Stored records
--------------------------------------------------
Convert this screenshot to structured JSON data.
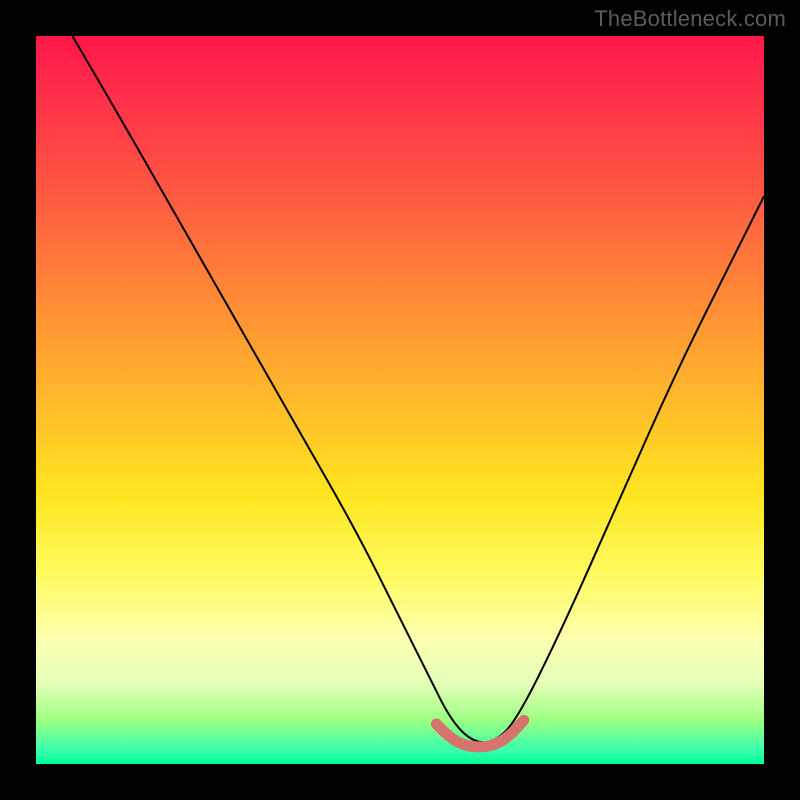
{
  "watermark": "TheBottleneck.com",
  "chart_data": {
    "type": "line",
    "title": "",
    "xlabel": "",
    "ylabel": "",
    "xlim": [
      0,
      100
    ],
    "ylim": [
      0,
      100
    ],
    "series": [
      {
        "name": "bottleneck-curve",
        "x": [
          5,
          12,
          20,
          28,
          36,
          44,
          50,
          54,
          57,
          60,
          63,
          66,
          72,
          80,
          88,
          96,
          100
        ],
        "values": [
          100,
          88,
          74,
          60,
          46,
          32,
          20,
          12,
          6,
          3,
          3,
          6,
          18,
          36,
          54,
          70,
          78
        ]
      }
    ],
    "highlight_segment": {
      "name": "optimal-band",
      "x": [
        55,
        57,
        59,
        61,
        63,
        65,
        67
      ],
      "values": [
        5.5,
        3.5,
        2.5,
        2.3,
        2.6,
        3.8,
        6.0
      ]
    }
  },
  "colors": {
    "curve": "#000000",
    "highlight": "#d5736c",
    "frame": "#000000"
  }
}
--------------------------------------------------
**Directions:**
Select all lines in the listing that include the word "name".

**Solution to this problem:**
        "name": "bottleneck-curve",
      "name": "optimal-band",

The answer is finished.